» **OBJECTIVE**
Copy out the material below in full, but not its images.

Structured figure records
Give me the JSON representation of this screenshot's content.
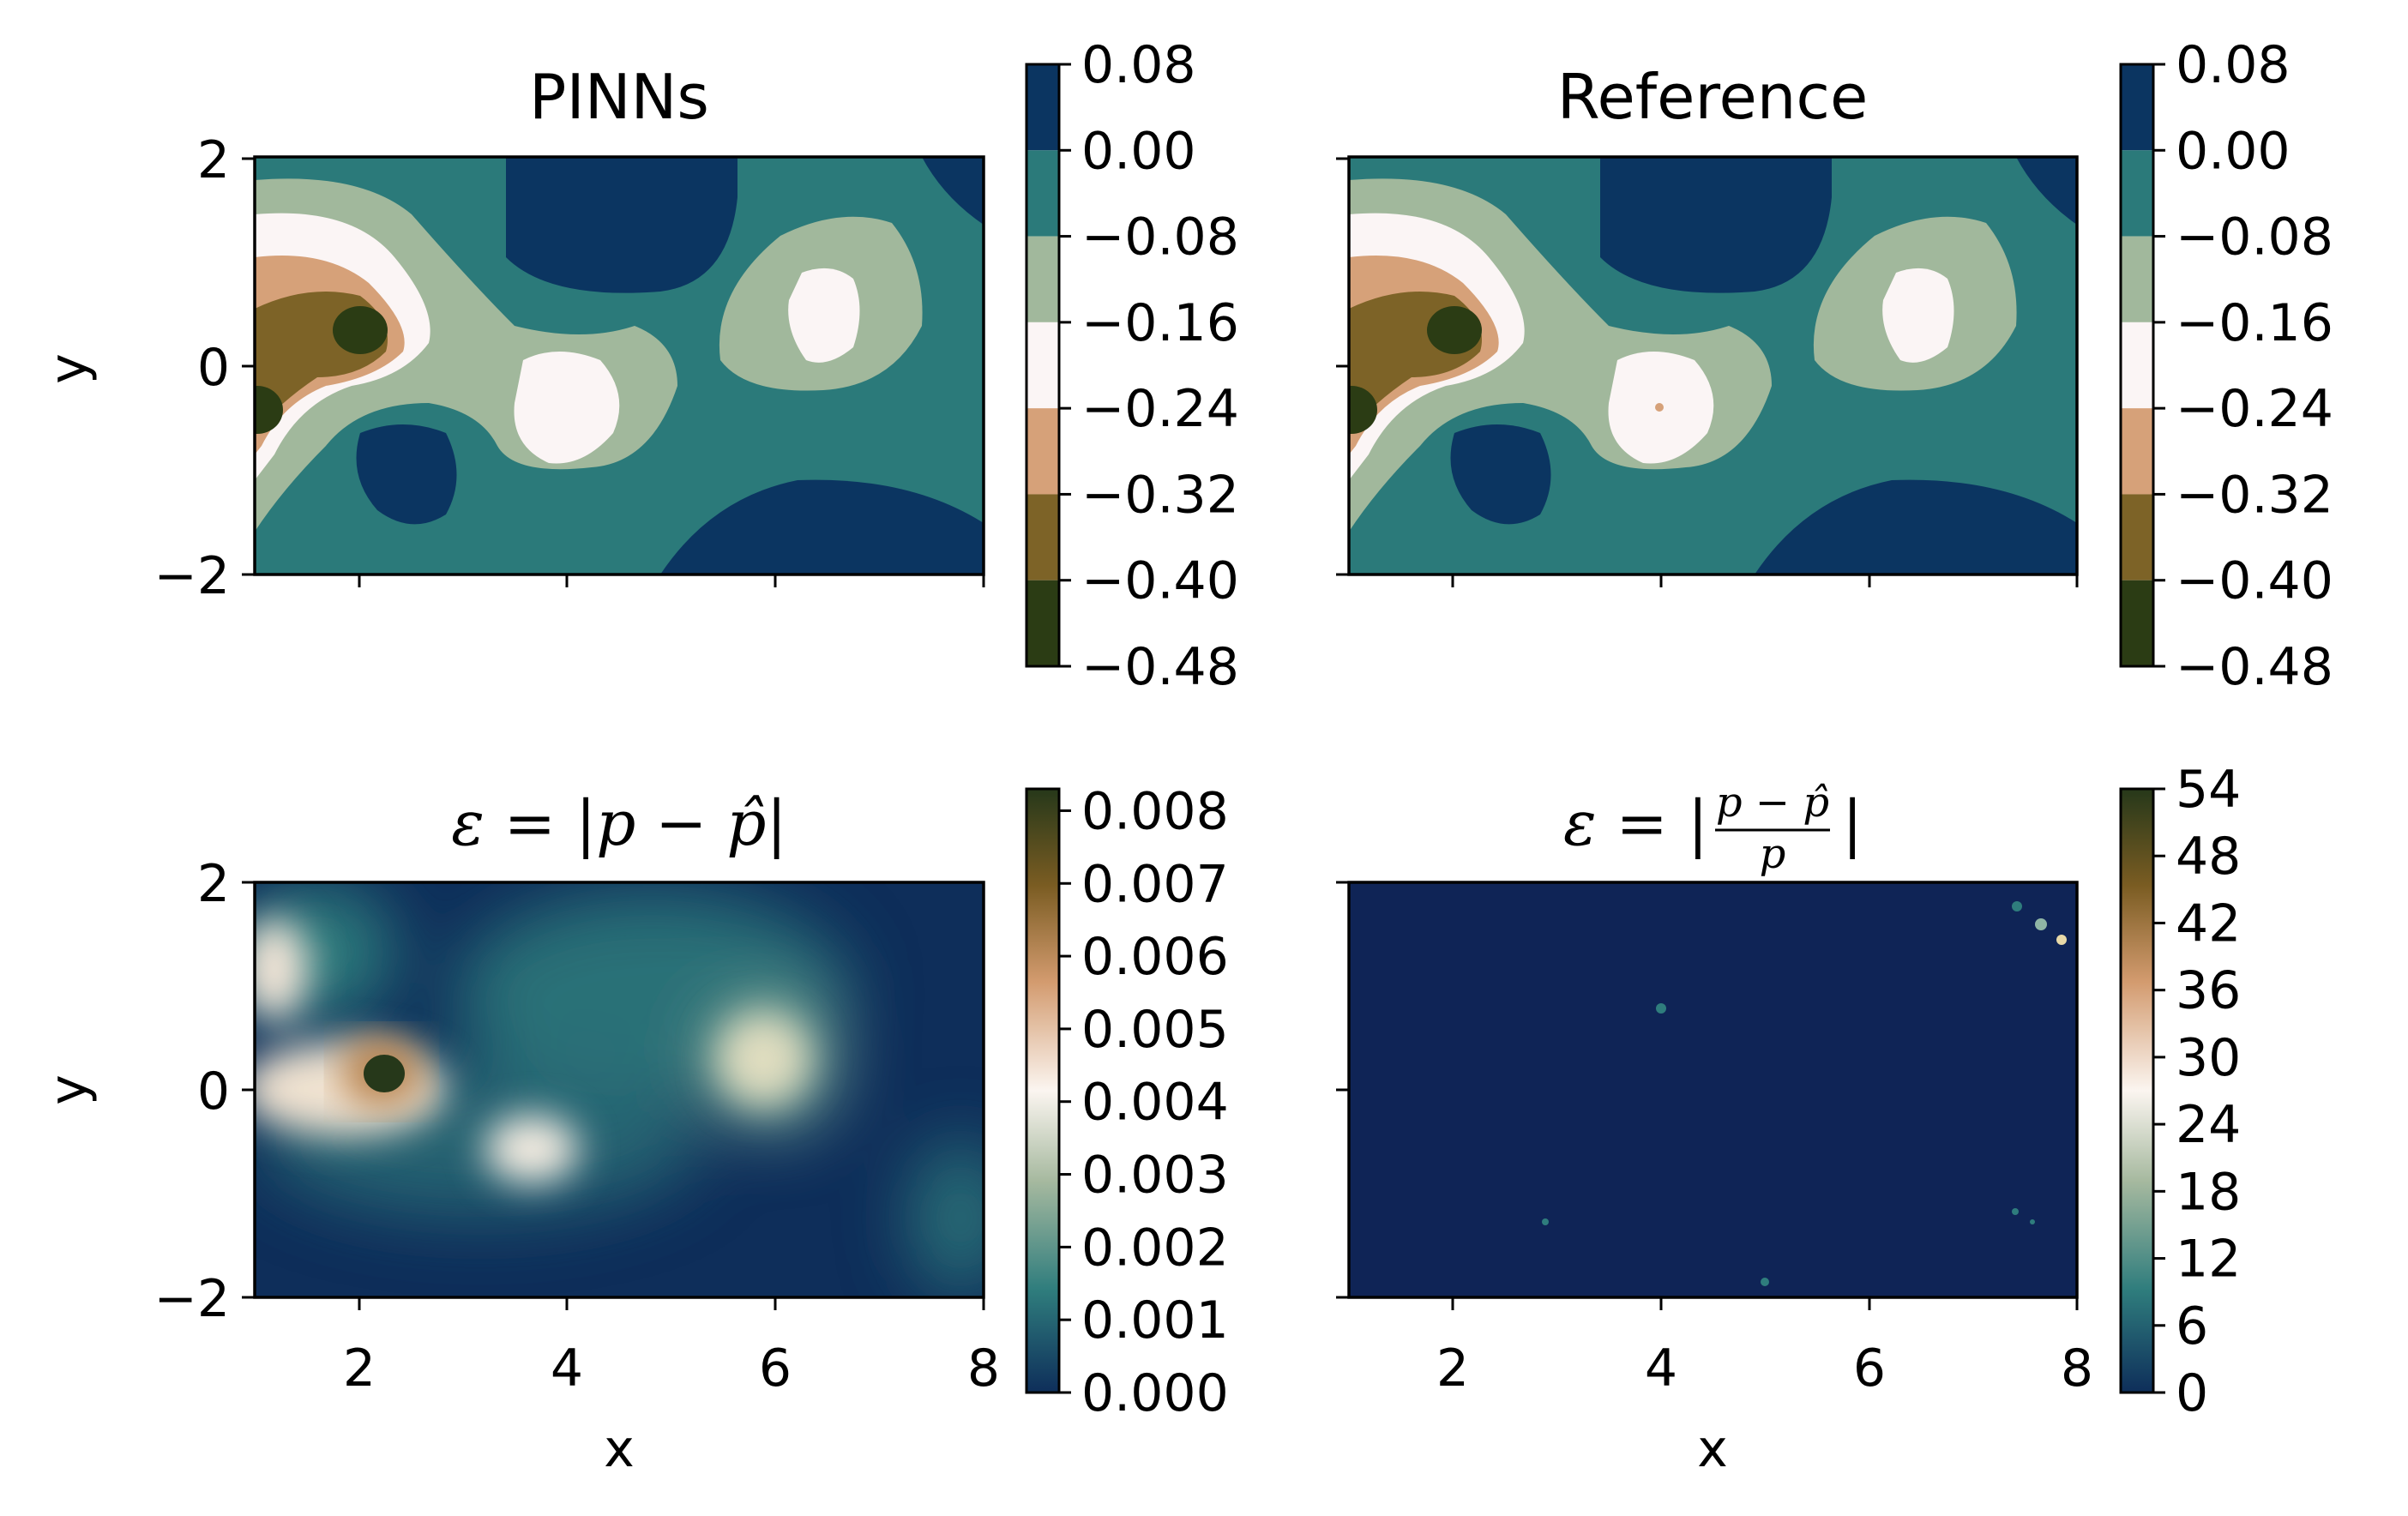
{
  "chart_data": [
    {
      "type": "heatmap",
      "id": "pinns",
      "title": "PINNs",
      "ylabel": "y",
      "xlabel": "",
      "xlim": [
        1,
        8
      ],
      "ylim": [
        -2,
        2
      ],
      "yticks": [
        "2",
        "0",
        "−2"
      ],
      "xticks": [],
      "field": "pressure",
      "colorbar": {
        "ticks": [
          "0.08",
          "0.00",
          "−0.08",
          "−0.16",
          "−0.24",
          "−0.32",
          "−0.40",
          "−0.48"
        ],
        "values": [
          0.08,
          0.0,
          -0.08,
          -0.16,
          -0.24,
          -0.32,
          -0.4,
          -0.48
        ],
        "colors": [
          "#0b3561",
          "#2b7a7a",
          "#a1b89c",
          "#fbf5f5",
          "#d6a179",
          "#7d6327",
          "#2b3c14"
        ],
        "discrete": true
      }
    },
    {
      "type": "heatmap",
      "id": "reference",
      "title": "Reference",
      "ylabel": "",
      "xlabel": "",
      "xlim": [
        1,
        8
      ],
      "ylim": [
        -2,
        2
      ],
      "yticks": [],
      "xticks": [],
      "field": "pressure",
      "colorbar": {
        "ticks": [
          "0.08",
          "0.00",
          "−0.08",
          "−0.16",
          "−0.24",
          "−0.32",
          "−0.40",
          "−0.48"
        ],
        "values": [
          0.08,
          0.0,
          -0.08,
          -0.16,
          -0.24,
          -0.32,
          -0.4,
          -0.48
        ],
        "colors": [
          "#0b3561",
          "#2b7a7a",
          "#a1b89c",
          "#fbf5f5",
          "#d6a179",
          "#7d6327",
          "#2b3c14"
        ],
        "discrete": true
      }
    },
    {
      "type": "heatmap",
      "id": "abs-error",
      "title_parts": [
        "ε = |p − ",
        "p̂",
        "|"
      ],
      "ylabel": "y",
      "xlabel": "x",
      "xlim": [
        1,
        8
      ],
      "ylim": [
        -2,
        2
      ],
      "yticks": [
        "2",
        "0",
        "−2"
      ],
      "xticks": [
        "2",
        "4",
        "6",
        "8"
      ],
      "field": "absolute_error",
      "colorbar": {
        "ticks": [
          "0.008",
          "0.007",
          "0.006",
          "0.005",
          "0.004",
          "0.003",
          "0.002",
          "0.001",
          "0.000"
        ],
        "range": [
          0,
          0.0083
        ],
        "gradient": [
          "#0e2e5a",
          "#2f7d7d",
          "#a6b99f",
          "#fbf5f0",
          "#d39b6f",
          "#7a5c22",
          "#26381a"
        ]
      }
    },
    {
      "type": "heatmap",
      "id": "rel-error",
      "title_parts": [
        "ε = |",
        "p − p̂",
        "p",
        "|"
      ],
      "ylabel": "",
      "xlabel": "x",
      "xlim": [
        1,
        8
      ],
      "ylim": [
        -2,
        2
      ],
      "yticks": [],
      "xticks": [
        "2",
        "4",
        "6",
        "8"
      ],
      "field": "relative_error",
      "colorbar": {
        "ticks": [
          "54",
          "48",
          "42",
          "36",
          "30",
          "24",
          "18",
          "12",
          "6",
          "0"
        ],
        "range": [
          0,
          54
        ],
        "gradient": [
          "#0e2e5a",
          "#2f7d7d",
          "#a6b99f",
          "#fbf5f0",
          "#d39b6f",
          "#7a5c22",
          "#26381a"
        ]
      }
    }
  ]
}
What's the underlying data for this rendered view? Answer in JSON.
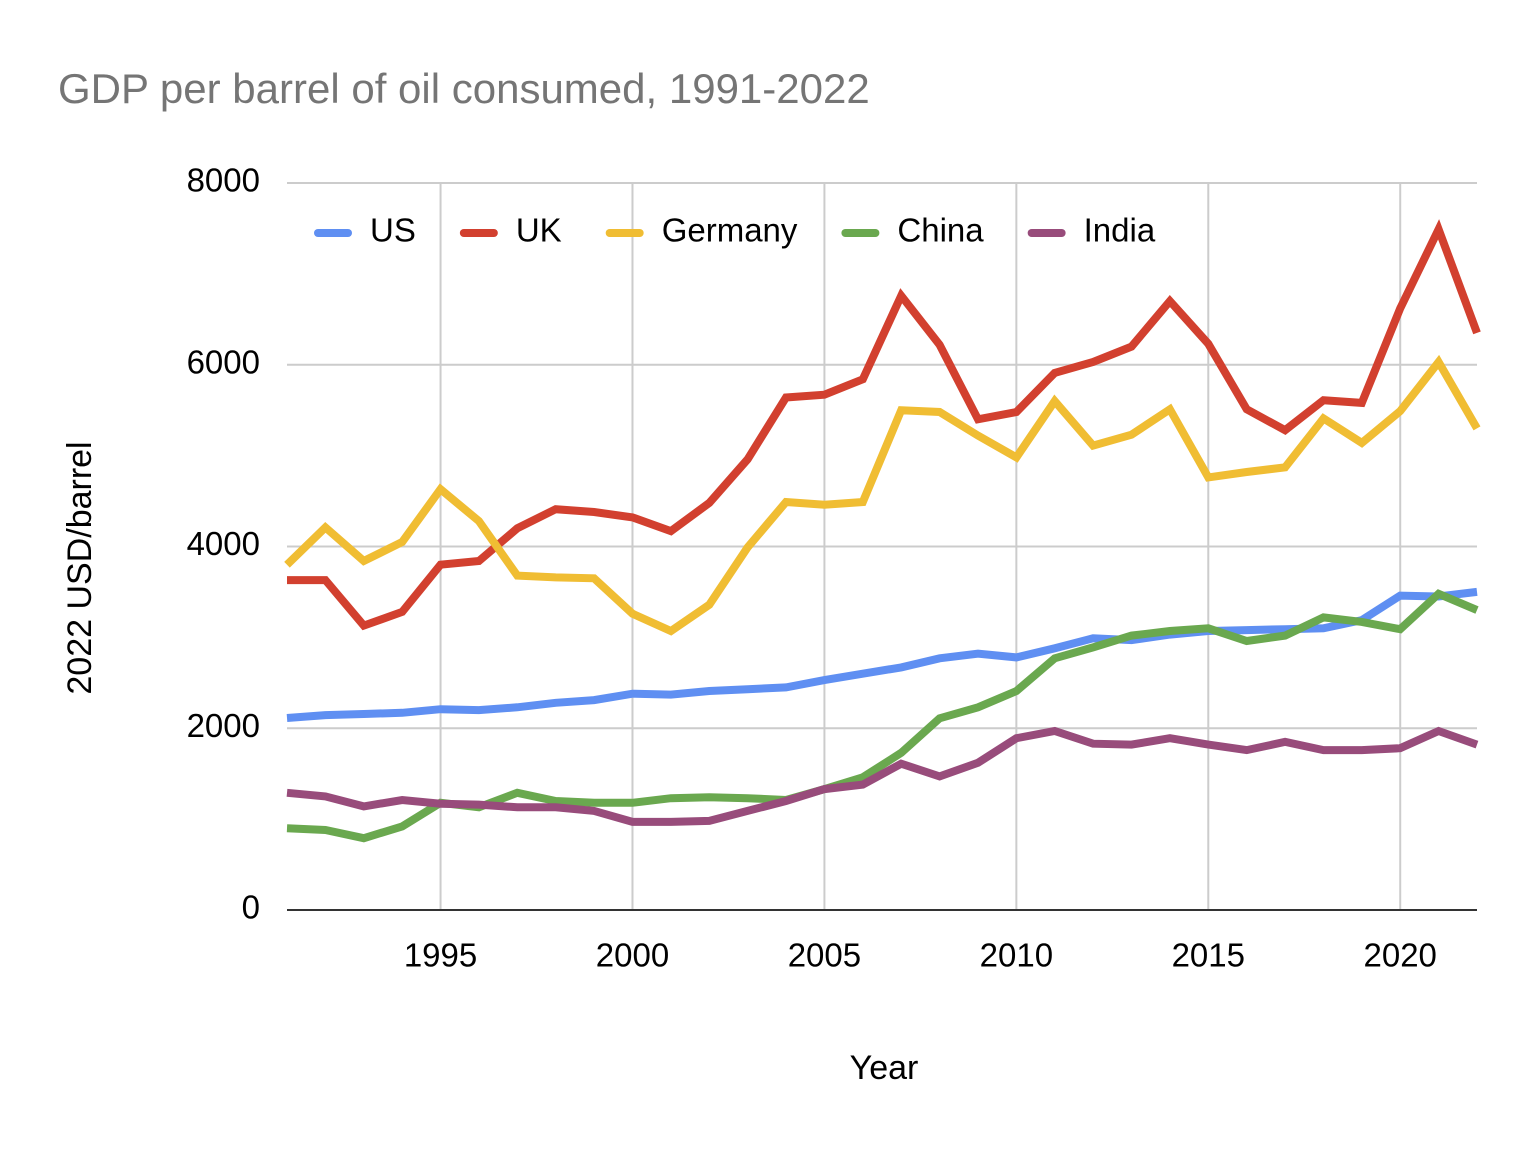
{
  "chart_data": {
    "type": "line",
    "title": "GDP per barrel of oil consumed, 1991-2022",
    "x_label": "Year",
    "y_label": "2022 USD/barrel",
    "x": [
      1991,
      1992,
      1993,
      1994,
      1995,
      1996,
      1997,
      1998,
      1999,
      2000,
      2001,
      2002,
      2003,
      2004,
      2005,
      2006,
      2007,
      2008,
      2009,
      2010,
      2011,
      2012,
      2013,
      2014,
      2015,
      2016,
      2017,
      2018,
      2019,
      2020,
      2021,
      2022
    ],
    "series": [
      {
        "name": "US",
        "color": "#5f8ff2",
        "values": [
          2113,
          2145,
          2157,
          2170,
          2210,
          2200,
          2230,
          2280,
          2310,
          2380,
          2370,
          2410,
          2430,
          2450,
          2530,
          2600,
          2670,
          2770,
          2820,
          2780,
          2880,
          2990,
          2970,
          3030,
          3070,
          3080,
          3090,
          3100,
          3190,
          3460,
          3450,
          3500
        ]
      },
      {
        "name": "UK",
        "color": "#d2402f",
        "values": [
          3630,
          3630,
          3130,
          3280,
          3800,
          3840,
          4200,
          4410,
          4380,
          4320,
          4170,
          4480,
          4960,
          5640,
          5670,
          5840,
          6760,
          6220,
          5400,
          5480,
          5910,
          6030,
          6200,
          6700,
          6230,
          5510,
          5280,
          5610,
          5580,
          6620,
          7490,
          6350
        ]
      },
      {
        "name": "Germany",
        "color": "#f0bd33",
        "values": [
          3800,
          4210,
          3840,
          4050,
          4630,
          4280,
          3680,
          3660,
          3650,
          3260,
          3070,
          3360,
          3990,
          4490,
          4460,
          4490,
          5500,
          5480,
          5220,
          4980,
          5600,
          5110,
          5230,
          5510,
          4760,
          4820,
          4870,
          5410,
          5140,
          5490,
          6030,
          5300
        ]
      },
      {
        "name": "China",
        "color": "#6aa84f",
        "values": [
          900,
          880,
          790,
          920,
          1180,
          1130,
          1290,
          1200,
          1180,
          1180,
          1230,
          1240,
          1230,
          1210,
          1330,
          1460,
          1730,
          2110,
          2230,
          2410,
          2770,
          2890,
          3020,
          3070,
          3100,
          2960,
          3020,
          3220,
          3170,
          3090,
          3480,
          3300
        ]
      },
      {
        "name": "India",
        "color": "#984c7b",
        "values": [
          1290,
          1250,
          1140,
          1210,
          1170,
          1160,
          1130,
          1130,
          1090,
          970,
          970,
          980,
          1090,
          1200,
          1330,
          1380,
          1610,
          1470,
          1620,
          1890,
          1970,
          1830,
          1820,
          1890,
          1820,
          1760,
          1850,
          1760,
          1760,
          1780,
          1970,
          1820
        ]
      }
    ],
    "xlim": [
      1991,
      2022
    ],
    "xticks": [
      1995,
      2000,
      2005,
      2010,
      2015,
      2020
    ],
    "ylim": [
      0,
      8000
    ],
    "yticks": [
      0,
      2000,
      4000,
      6000,
      8000
    ],
    "grid": true,
    "legend": "top-left"
  }
}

» **SOLUTION**
Give me the JSON representation of this screenshot's content.
{
  "chart_data": [
    {
      "type": "heatmap",
      "id": "pinns",
      "title": "PINNs",
      "ylabel": "y",
      "xlabel": "",
      "xlim": [
        1,
        8
      ],
      "ylim": [
        -2,
        2
      ],
      "yticks": [
        "2",
        "0",
        "−2"
      ],
      "xticks": [],
      "field": "pressure",
      "colorbar": {
        "ticks": [
          "0.08",
          "0.00",
          "−0.08",
          "−0.16",
          "−0.24",
          "−0.32",
          "−0.40",
          "−0.48"
        ],
        "values": [
          0.08,
          0.0,
          -0.08,
          -0.16,
          -0.24,
          -0.32,
          -0.4,
          -0.48
        ],
        "colors": [
          "#0b3561",
          "#2b7a7a",
          "#a1b89c",
          "#fbf5f5",
          "#d6a179",
          "#7d6327",
          "#2b3c14"
        ],
        "discrete": true
      }
    },
    {
      "type": "heatmap",
      "id": "reference",
      "title": "Reference",
      "ylabel": "",
      "xlabel": "",
      "xlim": [
        1,
        8
      ],
      "ylim": [
        -2,
        2
      ],
      "yticks": [],
      "xticks": [],
      "field": "pressure",
      "colorbar": {
        "ticks": [
          "0.08",
          "0.00",
          "−0.08",
          "−0.16",
          "−0.24",
          "−0.32",
          "−0.40",
          "−0.48"
        ],
        "values": [
          0.08,
          0.0,
          -0.08,
          -0.16,
          -0.24,
          -0.32,
          -0.4,
          -0.48
        ],
        "colors": [
          "#0b3561",
          "#2b7a7a",
          "#a1b89c",
          "#fbf5f5",
          "#d6a179",
          "#7d6327",
          "#2b3c14"
        ],
        "discrete": true
      }
    },
    {
      "type": "heatmap",
      "id": "abs-error",
      "title_parts": [
        "ε = |p − ",
        "p̂",
        "|"
      ],
      "ylabel": "y",
      "xlabel": "x",
      "xlim": [
        1,
        8
      ],
      "ylim": [
        -2,
        2
      ],
      "yticks": [
        "2",
        "0",
        "−2"
      ],
      "xticks": [
        "2",
        "4",
        "6",
        "8"
      ],
      "field": "absolute_error",
      "colorbar": {
        "ticks": [
          "0.008",
          "0.007",
          "0.006",
          "0.005",
          "0.004",
          "0.003",
          "0.002",
          "0.001",
          "0.000"
        ],
        "range": [
          0,
          0.0083
        ],
        "gradient": [
          "#0e2e5a",
          "#2f7d7d",
          "#a6b99f",
          "#fbf5f0",
          "#d39b6f",
          "#7a5c22",
          "#26381a"
        ]
      }
    },
    {
      "type": "heatmap",
      "id": "rel-error",
      "title_parts": [
        "ε = |",
        "p − p̂",
        "p",
        "|"
      ],
      "ylabel": "",
      "xlabel": "x",
      "xlim": [
        1,
        8
      ],
      "ylim": [
        -2,
        2
      ],
      "yticks": [],
      "xticks": [
        "2",
        "4",
        "6",
        "8"
      ],
      "field": "relative_error",
      "colorbar": {
        "ticks": [
          "54",
          "48",
          "42",
          "36",
          "30",
          "24",
          "18",
          "12",
          "6",
          "0"
        ],
        "range": [
          0,
          54
        ],
        "gradient": [
          "#0e2e5a",
          "#2f7d7d",
          "#a6b99f",
          "#fbf5f0",
          "#d39b6f",
          "#7a5c22",
          "#26381a"
        ]
      }
    }
  ]
}
What's the underlying data for this rendered view? Answer in JSON.
{
  "chart_data": {
    "type": "line",
    "title": "GDP per barrel of oil consumed, 1991-2022",
    "x_label": "Year",
    "y_label": "2022 USD/barrel",
    "x": [
      1991,
      1992,
      1993,
      1994,
      1995,
      1996,
      1997,
      1998,
      1999,
      2000,
      2001,
      2002,
      2003,
      2004,
      2005,
      2006,
      2007,
      2008,
      2009,
      2010,
      2011,
      2012,
      2013,
      2014,
      2015,
      2016,
      2017,
      2018,
      2019,
      2020,
      2021,
      2022
    ],
    "series": [
      {
        "name": "US",
        "color": "#5f8ff2",
        "values": [
          2113,
          2145,
          2157,
          2170,
          2210,
          2200,
          2230,
          2280,
          2310,
          2380,
          2370,
          2410,
          2430,
          2450,
          2530,
          2600,
          2670,
          2770,
          2820,
          2780,
          2880,
          2990,
          2970,
          3030,
          3070,
          3080,
          3090,
          3100,
          3190,
          3460,
          3450,
          3500
        ]
      },
      {
        "name": "UK",
        "color": "#d2402f",
        "values": [
          3630,
          3630,
          3130,
          3280,
          3800,
          3840,
          4200,
          4410,
          4380,
          4320,
          4170,
          4480,
          4960,
          5640,
          5670,
          5840,
          6760,
          6220,
          5400,
          5480,
          5910,
          6030,
          6200,
          6700,
          6230,
          5510,
          5280,
          5610,
          5580,
          6620,
          7490,
          6350
        ]
      },
      {
        "name": "Germany",
        "color": "#f0bd33",
        "values": [
          3800,
          4210,
          3840,
          4050,
          4630,
          4280,
          3680,
          3660,
          3650,
          3260,
          3070,
          3360,
          3990,
          4490,
          4460,
          4490,
          5500,
          5480,
          5220,
          4980,
          5600,
          5110,
          5230,
          5510,
          4760,
          4820,
          4870,
          5410,
          5140,
          5490,
          6030,
          5300
        ]
      },
      {
        "name": "China",
        "color": "#6aa84f",
        "values": [
          900,
          880,
          790,
          920,
          1180,
          1130,
          1290,
          1200,
          1180,
          1180,
          1230,
          1240,
          1230,
          1210,
          1330,
          1460,
          1730,
          2110,
          2230,
          2410,
          2770,
          2890,
          3020,
          3070,
          3100,
          2960,
          3020,
          3220,
          3170,
          3090,
          3480,
          3300
        ]
      },
      {
        "name": "India",
        "color": "#984c7b",
        "values": [
          1290,
          1250,
          1140,
          1210,
          1170,
          1160,
          1130,
          1130,
          1090,
          970,
          970,
          980,
          1090,
          1200,
          1330,
          1380,
          1610,
          1470,
          1620,
          1890,
          1970,
          1830,
          1820,
          1890,
          1820,
          1760,
          1850,
          1760,
          1760,
          1780,
          1970,
          1820
        ]
      }
    ],
    "xlim": [
      1991,
      2022
    ],
    "xticks": [
      1995,
      2000,
      2005,
      2010,
      2015,
      2020
    ],
    "ylim": [
      0,
      8000
    ],
    "yticks": [
      0,
      2000,
      4000,
      6000,
      8000
    ],
    "grid": true,
    "legend": "top-left"
  }
}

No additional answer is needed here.